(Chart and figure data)

::::

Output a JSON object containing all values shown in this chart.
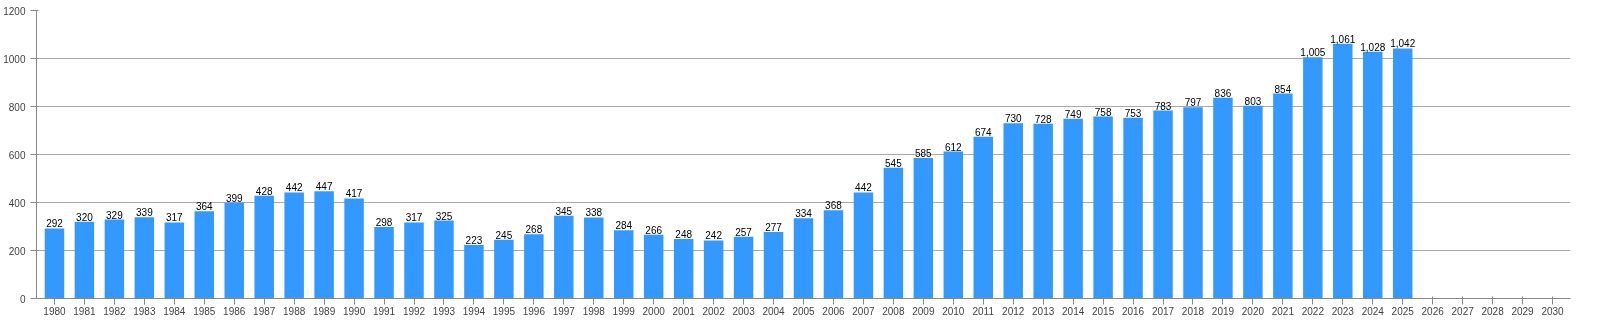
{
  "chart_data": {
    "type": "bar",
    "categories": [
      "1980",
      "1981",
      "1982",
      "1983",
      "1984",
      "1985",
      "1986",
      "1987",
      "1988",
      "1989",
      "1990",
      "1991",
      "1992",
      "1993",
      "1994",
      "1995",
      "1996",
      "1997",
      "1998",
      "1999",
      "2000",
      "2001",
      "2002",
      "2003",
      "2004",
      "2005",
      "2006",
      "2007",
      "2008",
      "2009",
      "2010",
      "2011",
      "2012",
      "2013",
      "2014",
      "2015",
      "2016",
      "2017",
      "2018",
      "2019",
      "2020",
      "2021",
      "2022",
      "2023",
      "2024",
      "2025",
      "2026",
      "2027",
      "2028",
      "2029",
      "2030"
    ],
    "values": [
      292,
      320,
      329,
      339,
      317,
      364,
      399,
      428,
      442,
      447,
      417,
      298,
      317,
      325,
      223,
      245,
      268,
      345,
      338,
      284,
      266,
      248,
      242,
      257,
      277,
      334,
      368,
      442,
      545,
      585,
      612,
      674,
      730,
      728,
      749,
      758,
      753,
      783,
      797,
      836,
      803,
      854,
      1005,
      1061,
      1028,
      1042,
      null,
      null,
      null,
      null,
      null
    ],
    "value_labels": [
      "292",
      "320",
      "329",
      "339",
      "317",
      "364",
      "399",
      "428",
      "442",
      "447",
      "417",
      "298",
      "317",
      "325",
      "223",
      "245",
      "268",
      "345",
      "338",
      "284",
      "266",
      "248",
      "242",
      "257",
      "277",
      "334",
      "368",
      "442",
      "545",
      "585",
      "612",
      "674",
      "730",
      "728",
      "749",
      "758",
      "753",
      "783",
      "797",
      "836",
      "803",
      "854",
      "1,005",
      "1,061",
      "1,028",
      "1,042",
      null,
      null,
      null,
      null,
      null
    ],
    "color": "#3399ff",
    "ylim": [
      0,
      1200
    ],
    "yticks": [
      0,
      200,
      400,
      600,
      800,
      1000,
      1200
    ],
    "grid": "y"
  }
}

::::

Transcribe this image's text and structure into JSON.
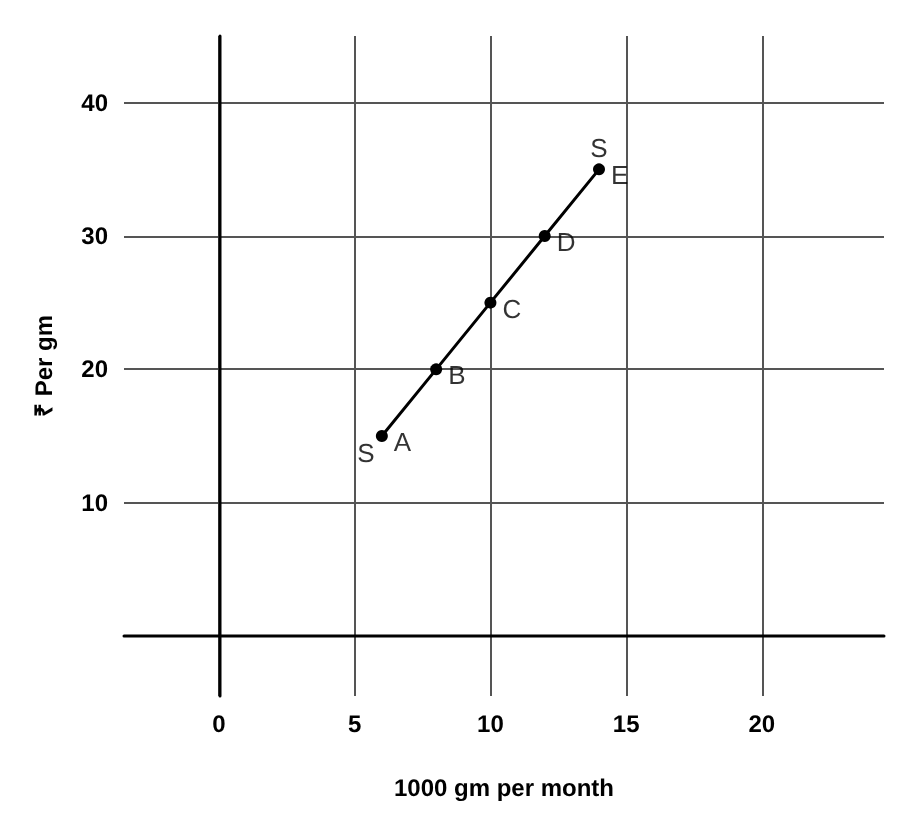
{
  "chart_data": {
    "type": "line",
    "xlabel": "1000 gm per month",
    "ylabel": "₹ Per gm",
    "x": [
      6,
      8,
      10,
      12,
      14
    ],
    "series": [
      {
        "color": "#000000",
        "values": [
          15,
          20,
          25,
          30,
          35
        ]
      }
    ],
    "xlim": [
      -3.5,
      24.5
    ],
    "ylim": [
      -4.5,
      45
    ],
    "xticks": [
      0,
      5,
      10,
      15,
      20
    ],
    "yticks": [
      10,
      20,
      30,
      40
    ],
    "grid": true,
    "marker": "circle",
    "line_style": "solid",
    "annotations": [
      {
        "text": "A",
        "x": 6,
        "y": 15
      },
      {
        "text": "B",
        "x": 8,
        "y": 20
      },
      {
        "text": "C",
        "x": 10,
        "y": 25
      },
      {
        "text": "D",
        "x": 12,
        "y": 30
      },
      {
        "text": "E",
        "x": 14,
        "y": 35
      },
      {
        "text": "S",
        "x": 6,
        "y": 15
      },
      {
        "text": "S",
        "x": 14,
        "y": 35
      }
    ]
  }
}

::::

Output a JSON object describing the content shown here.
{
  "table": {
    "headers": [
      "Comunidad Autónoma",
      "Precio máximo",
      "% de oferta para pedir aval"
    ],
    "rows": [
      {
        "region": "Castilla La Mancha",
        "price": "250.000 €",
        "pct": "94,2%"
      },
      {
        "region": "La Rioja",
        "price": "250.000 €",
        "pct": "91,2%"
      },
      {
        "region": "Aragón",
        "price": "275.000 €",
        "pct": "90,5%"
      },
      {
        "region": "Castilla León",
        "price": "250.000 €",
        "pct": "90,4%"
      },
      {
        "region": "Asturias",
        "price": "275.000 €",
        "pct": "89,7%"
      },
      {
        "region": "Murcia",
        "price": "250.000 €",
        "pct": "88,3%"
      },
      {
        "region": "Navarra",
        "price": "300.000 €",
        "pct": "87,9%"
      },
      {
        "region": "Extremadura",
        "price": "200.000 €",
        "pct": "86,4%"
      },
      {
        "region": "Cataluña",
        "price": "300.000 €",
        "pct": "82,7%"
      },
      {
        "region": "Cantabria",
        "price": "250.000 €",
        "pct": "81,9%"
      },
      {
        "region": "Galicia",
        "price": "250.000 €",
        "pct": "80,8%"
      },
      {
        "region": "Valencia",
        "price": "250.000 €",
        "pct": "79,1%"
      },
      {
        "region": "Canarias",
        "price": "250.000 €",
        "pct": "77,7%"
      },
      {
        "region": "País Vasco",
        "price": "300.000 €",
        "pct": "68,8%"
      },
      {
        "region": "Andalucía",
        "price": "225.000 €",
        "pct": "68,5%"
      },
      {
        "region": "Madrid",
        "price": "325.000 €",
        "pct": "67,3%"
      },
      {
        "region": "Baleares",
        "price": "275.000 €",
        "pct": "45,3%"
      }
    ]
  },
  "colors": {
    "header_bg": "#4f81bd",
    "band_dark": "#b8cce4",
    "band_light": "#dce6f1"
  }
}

::::

[Stated exercise]
Pick each line holding the word "text" out of the listing.

[Result of the exercise]
Transcribe this image's text and structure into JSON.
        "text": "A",
        "text": "B",
        "text": "C",
        "text": "D",
        "text": "E",
        "text": "S",
        "text": "S",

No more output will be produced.